Reproduce each line of the material exactly, minus any picture.

•••••

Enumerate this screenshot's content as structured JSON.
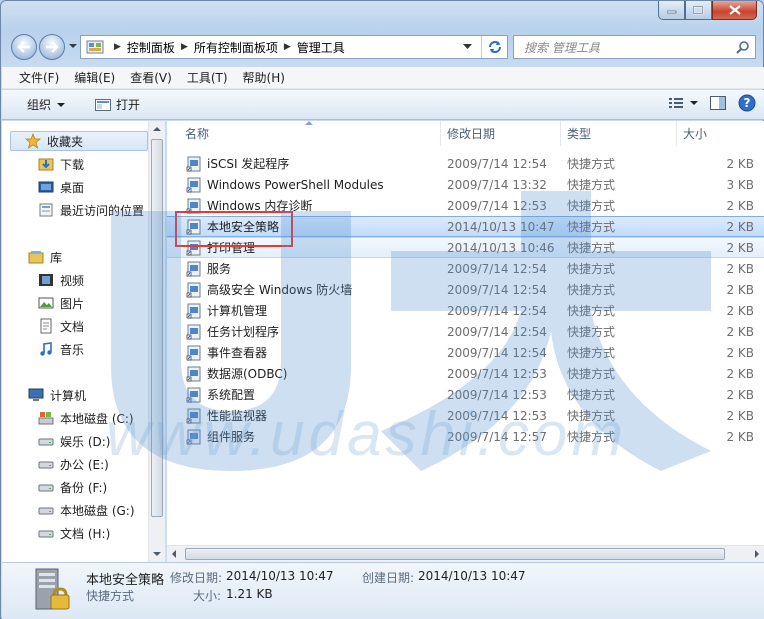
{
  "window": {
    "caption": {
      "minimize_icon": "minimize-icon",
      "maximize_icon": "maximize-icon",
      "close_icon": "close-icon"
    }
  },
  "address": {
    "crumbs": [
      "控制面板",
      "所有控制面板项",
      "管理工具"
    ],
    "search_placeholder": "搜索 管理工具"
  },
  "menu": [
    "文件(F)",
    "编辑(E)",
    "查看(V)",
    "工具(T)",
    "帮助(H)"
  ],
  "toolbar": {
    "organize": "组织",
    "open": "打开"
  },
  "nav": {
    "favorites": {
      "label": "收藏夹",
      "items": [
        "下载",
        "桌面",
        "最近访问的位置"
      ]
    },
    "libraries": {
      "label": "库",
      "items": [
        "视频",
        "图片",
        "文档",
        "音乐"
      ]
    },
    "computer": {
      "label": "计算机",
      "items": [
        "本地磁盘 (C:)",
        "娱乐 (D:)",
        "办公 (E:)",
        "备份 (F:)",
        "本地磁盘 (G:)",
        "文档 (H:)"
      ]
    }
  },
  "columns": {
    "name": "名称",
    "date": "修改日期",
    "type": "类型",
    "size": "大小"
  },
  "files": [
    {
      "name": "iSCSI 发起程序",
      "date": "2009/7/14 12:54",
      "type": "快捷方式",
      "size": "2 KB"
    },
    {
      "name": "Windows PowerShell Modules",
      "date": "2009/7/14 13:32",
      "type": "快捷方式",
      "size": "3 KB"
    },
    {
      "name": "Windows 内存诊断",
      "date": "2009/7/14 12:53",
      "type": "快捷方式",
      "size": "2 KB"
    },
    {
      "name": "本地安全策略",
      "date": "2014/10/13 10:47",
      "type": "快捷方式",
      "size": "2 KB"
    },
    {
      "name": "打印管理",
      "date": "2014/10/13 10:46",
      "type": "快捷方式",
      "size": "2 KB"
    },
    {
      "name": "服务",
      "date": "2009/7/14 12:54",
      "type": "快捷方式",
      "size": "2 KB"
    },
    {
      "name": "高级安全 Windows 防火墙",
      "date": "2009/7/14 12:54",
      "type": "快捷方式",
      "size": "2 KB"
    },
    {
      "name": "计算机管理",
      "date": "2009/7/14 12:54",
      "type": "快捷方式",
      "size": "2 KB"
    },
    {
      "name": "任务计划程序",
      "date": "2009/7/14 12:54",
      "type": "快捷方式",
      "size": "2 KB"
    },
    {
      "name": "事件查看器",
      "date": "2009/7/14 12:54",
      "type": "快捷方式",
      "size": "2 KB"
    },
    {
      "name": "数据源(ODBC)",
      "date": "2009/7/14 12:53",
      "type": "快捷方式",
      "size": "2 KB"
    },
    {
      "name": "系统配置",
      "date": "2009/7/14 12:53",
      "type": "快捷方式",
      "size": "2 KB"
    },
    {
      "name": "性能监视器",
      "date": "2009/7/14 12:53",
      "type": "快捷方式",
      "size": "2 KB"
    },
    {
      "name": "组件服务",
      "date": "2009/7/14 12:57",
      "type": "快捷方式",
      "size": "2 KB"
    }
  ],
  "details": {
    "name": "本地安全策略",
    "type": "快捷方式",
    "modified_label": "修改日期:",
    "modified_value": "2014/10/13 10:47",
    "size_label": "大小:",
    "size_value": "1.21 KB",
    "created_label": "创建日期:",
    "created_value": "2014/10/13 10:47"
  },
  "watermark": {
    "text": "www.udashi.com"
  },
  "colors": {
    "highlight_box": "#e53935",
    "selection": "#c1dcfc",
    "watermark": "#7da7d4"
  }
}
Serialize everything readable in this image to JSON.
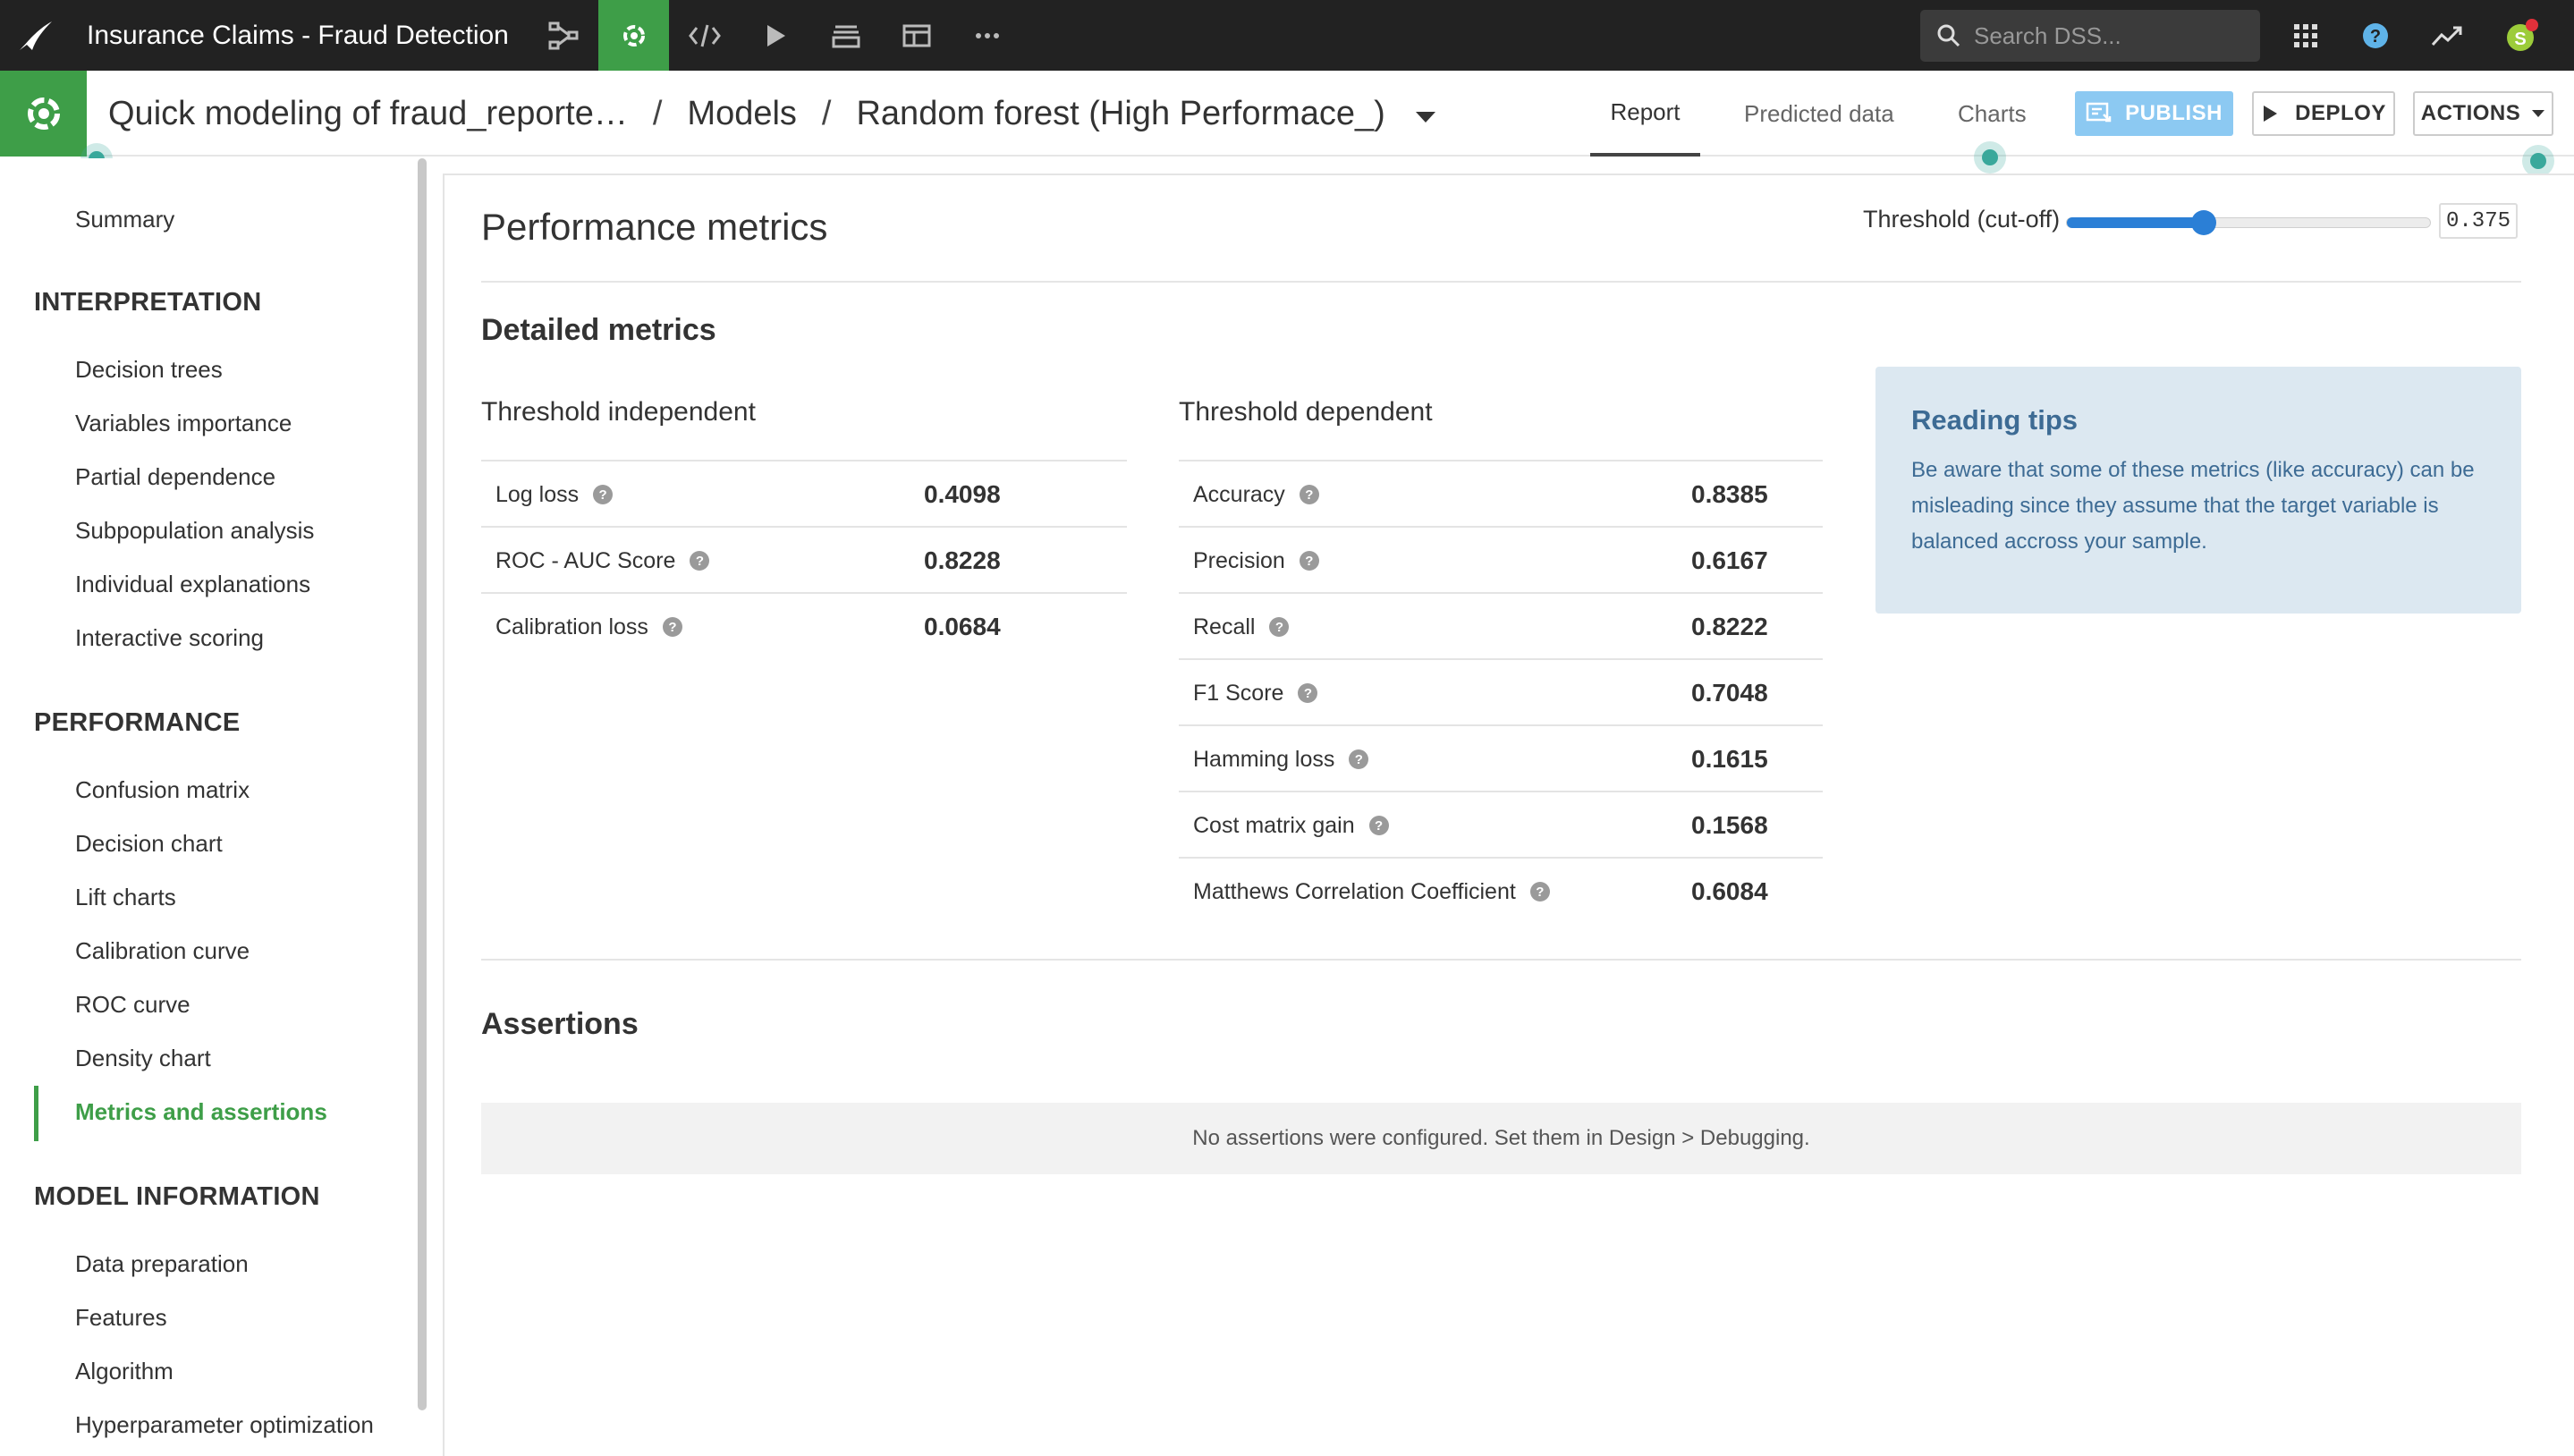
{
  "topnav": {
    "project_title": "Insurance Claims - Fraud Detection",
    "search_placeholder": "Search DSS...",
    "avatar_letter": "S"
  },
  "subheader": {
    "analysis_name": "Quick modeling of fraud_reporte…",
    "sep1": "/",
    "models": "Models",
    "sep2": "/",
    "model_name": "Random forest (High Performace_)",
    "tabs": [
      "Report",
      "Predicted data",
      "Charts"
    ],
    "publish": "PUBLISH",
    "deploy": "DEPLOY",
    "actions": "ACTIONS"
  },
  "sidebar": {
    "summary": "Summary",
    "interpretation_heading": "INTERPRETATION",
    "interpretation": [
      "Decision trees",
      "Variables importance",
      "Partial dependence",
      "Subpopulation analysis",
      "Individual explanations",
      "Interactive scoring"
    ],
    "performance_heading": "PERFORMANCE",
    "performance": [
      "Confusion matrix",
      "Decision chart",
      "Lift charts",
      "Calibration curve",
      "ROC curve",
      "Density chart",
      "Metrics and assertions"
    ],
    "model_info_heading": "MODEL INFORMATION",
    "model_info": [
      "Data preparation",
      "Features",
      "Algorithm",
      "Hyperparameter optimization"
    ]
  },
  "main": {
    "title": "Performance metrics",
    "threshold_label": "Threshold (cut-off)",
    "threshold_value": "0.375",
    "threshold_fraction": 0.375,
    "detailed_heading": "Detailed metrics",
    "independent": {
      "heading": "Threshold independent",
      "rows": [
        {
          "label": "Log loss",
          "value": "0.4098"
        },
        {
          "label": "ROC - AUC Score",
          "value": "0.8228"
        },
        {
          "label": "Calibration loss",
          "value": "0.0684"
        }
      ]
    },
    "dependent": {
      "heading": "Threshold dependent",
      "rows": [
        {
          "label": "Accuracy",
          "value": "0.8385"
        },
        {
          "label": "Precision",
          "value": "0.6167"
        },
        {
          "label": "Recall",
          "value": "0.8222"
        },
        {
          "label": "F1 Score",
          "value": "0.7048"
        },
        {
          "label": "Hamming loss",
          "value": "0.1615"
        },
        {
          "label": "Cost matrix gain",
          "value": "0.1568"
        },
        {
          "label": "Matthews Correlation Coefficient",
          "value": "0.6084"
        }
      ]
    },
    "tips": {
      "title": "Reading tips",
      "body": "Be aware that some of these metrics (like accuracy) can be misleading since they assume that the target variable is balanced accross your sample."
    },
    "assertions_heading": "Assertions",
    "assertions_empty": "No assertions were configured. Set them in Design > Debugging."
  },
  "colors": {
    "accent_green": "#3e9e48",
    "slider_blue": "#2b7fd6",
    "publish_blue": "#8cc9f2",
    "tips_bg": "#dce8f1",
    "topbar": "#222222"
  }
}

•••••

* Reply to the exercise:
Enumerate this screenshot's content as structured JSON.
{
  "window": {
    "caption": {
      "minimize_icon": "minimize-icon",
      "maximize_icon": "maximize-icon",
      "close_icon": "close-icon"
    }
  },
  "address": {
    "crumbs": [
      "控制面板",
      "所有控制面板项",
      "管理工具"
    ],
    "search_placeholder": "搜索 管理工具"
  },
  "menu": [
    "文件(F)",
    "编辑(E)",
    "查看(V)",
    "工具(T)",
    "帮助(H)"
  ],
  "toolbar": {
    "organize": "组织",
    "open": "打开"
  },
  "nav": {
    "favorites": {
      "label": "收藏夹",
      "items": [
        "下载",
        "桌面",
        "最近访问的位置"
      ]
    },
    "libraries": {
      "label": "库",
      "items": [
        "视频",
        "图片",
        "文档",
        "音乐"
      ]
    },
    "computer": {
      "label": "计算机",
      "items": [
        "本地磁盘 (C:)",
        "娱乐 (D:)",
        "办公 (E:)",
        "备份 (F:)",
        "本地磁盘 (G:)",
        "文档 (H:)"
      ]
    }
  },
  "columns": {
    "name": "名称",
    "date": "修改日期",
    "type": "类型",
    "size": "大小"
  },
  "files": [
    {
      "name": "iSCSI 发起程序",
      "date": "2009/7/14 12:54",
      "type": "快捷方式",
      "size": "2 KB"
    },
    {
      "name": "Windows PowerShell Modules",
      "date": "2009/7/14 13:32",
      "type": "快捷方式",
      "size": "3 KB"
    },
    {
      "name": "Windows 内存诊断",
      "date": "2009/7/14 12:53",
      "type": "快捷方式",
      "size": "2 KB"
    },
    {
      "name": "本地安全策略",
      "date": "2014/10/13 10:47",
      "type": "快捷方式",
      "size": "2 KB"
    },
    {
      "name": "打印管理",
      "date": "2014/10/13 10:46",
      "type": "快捷方式",
      "size": "2 KB"
    },
    {
      "name": "服务",
      "date": "2009/7/14 12:54",
      "type": "快捷方式",
      "size": "2 KB"
    },
    {
      "name": "高级安全 Windows 防火墙",
      "date": "2009/7/14 12:54",
      "type": "快捷方式",
      "size": "2 KB"
    },
    {
      "name": "计算机管理",
      "date": "2009/7/14 12:54",
      "type": "快捷方式",
      "size": "2 KB"
    },
    {
      "name": "任务计划程序",
      "date": "2009/7/14 12:54",
      "type": "快捷方式",
      "size": "2 KB"
    },
    {
      "name": "事件查看器",
      "date": "2009/7/14 12:54",
      "type": "快捷方式",
      "size": "2 KB"
    },
    {
      "name": "数据源(ODBC)",
      "date": "2009/7/14 12:53",
      "type": "快捷方式",
      "size": "2 KB"
    },
    {
      "name": "系统配置",
      "date": "2009/7/14 12:53",
      "type": "快捷方式",
      "size": "2 KB"
    },
    {
      "name": "性能监视器",
      "date": "2009/7/14 12:53",
      "type": "快捷方式",
      "size": "2 KB"
    },
    {
      "name": "组件服务",
      "date": "2009/7/14 12:57",
      "type": "快捷方式",
      "size": "2 KB"
    }
  ],
  "details": {
    "name": "本地安全策略",
    "type": "快捷方式",
    "modified_label": "修改日期:",
    "modified_value": "2014/10/13 10:47",
    "size_label": "大小:",
    "size_value": "1.21 KB",
    "created_label": "创建日期:",
    "created_value": "2014/10/13 10:47"
  },
  "watermark": {
    "text": "www.udashi.com"
  },
  "colors": {
    "highlight_box": "#e53935",
    "selection": "#c1dcfc",
    "watermark": "#7da7d4"
  }
}
Serialize everything readable in this image to JSON.
{
  "topnav": {
    "project_title": "Insurance Claims - Fraud Detection",
    "search_placeholder": "Search DSS...",
    "avatar_letter": "S"
  },
  "subheader": {
    "analysis_name": "Quick modeling of fraud_reporte…",
    "sep1": "/",
    "models": "Models",
    "sep2": "/",
    "model_name": "Random forest (High Performace_)",
    "tabs": [
      "Report",
      "Predicted data",
      "Charts"
    ],
    "publish": "PUBLISH",
    "deploy": "DEPLOY",
    "actions": "ACTIONS"
  },
  "sidebar": {
    "summary": "Summary",
    "interpretation_heading": "INTERPRETATION",
    "interpretation": [
      "Decision trees",
      "Variables importance",
      "Partial dependence",
      "Subpopulation analysis",
      "Individual explanations",
      "Interactive scoring"
    ],
    "performance_heading": "PERFORMANCE",
    "performance": [
      "Confusion matrix",
      "Decision chart",
      "Lift charts",
      "Calibration curve",
      "ROC curve",
      "Density chart",
      "Metrics and assertions"
    ],
    "model_info_heading": "MODEL INFORMATION",
    "model_info": [
      "Data preparation",
      "Features",
      "Algorithm",
      "Hyperparameter optimization"
    ]
  },
  "main": {
    "title": "Performance metrics",
    "threshold_label": "Threshold (cut-off)",
    "threshold_value": "0.375",
    "threshold_fraction": 0.375,
    "detailed_heading": "Detailed metrics",
    "independent": {
      "heading": "Threshold independent",
      "rows": [
        {
          "label": "Log loss",
          "value": "0.4098"
        },
        {
          "label": "ROC - AUC Score",
          "value": "0.8228"
        },
        {
          "label": "Calibration loss",
          "value": "0.0684"
        }
      ]
    },
    "dependent": {
      "heading": "Threshold dependent",
      "rows": [
        {
          "label": "Accuracy",
          "value": "0.8385"
        },
        {
          "label": "Precision",
          "value": "0.6167"
        },
        {
          "label": "Recall",
          "value": "0.8222"
        },
        {
          "label": "F1 Score",
          "value": "0.7048"
        },
        {
          "label": "Hamming loss",
          "value": "0.1615"
        },
        {
          "label": "Cost matrix gain",
          "value": "0.1568"
        },
        {
          "label": "Matthews Correlation Coefficient",
          "value": "0.6084"
        }
      ]
    },
    "tips": {
      "title": "Reading tips",
      "body": "Be aware that some of these metrics (like accuracy) can be misleading since they assume that the target variable is balanced accross your sample."
    },
    "assertions_heading": "Assertions",
    "assertions_empty": "No assertions were configured. Set them in Design > Debugging."
  },
  "colors": {
    "accent_green": "#3e9e48",
    "slider_blue": "#2b7fd6",
    "publish_blue": "#8cc9f2",
    "tips_bg": "#dce8f1",
    "topbar": "#222222"
  }
}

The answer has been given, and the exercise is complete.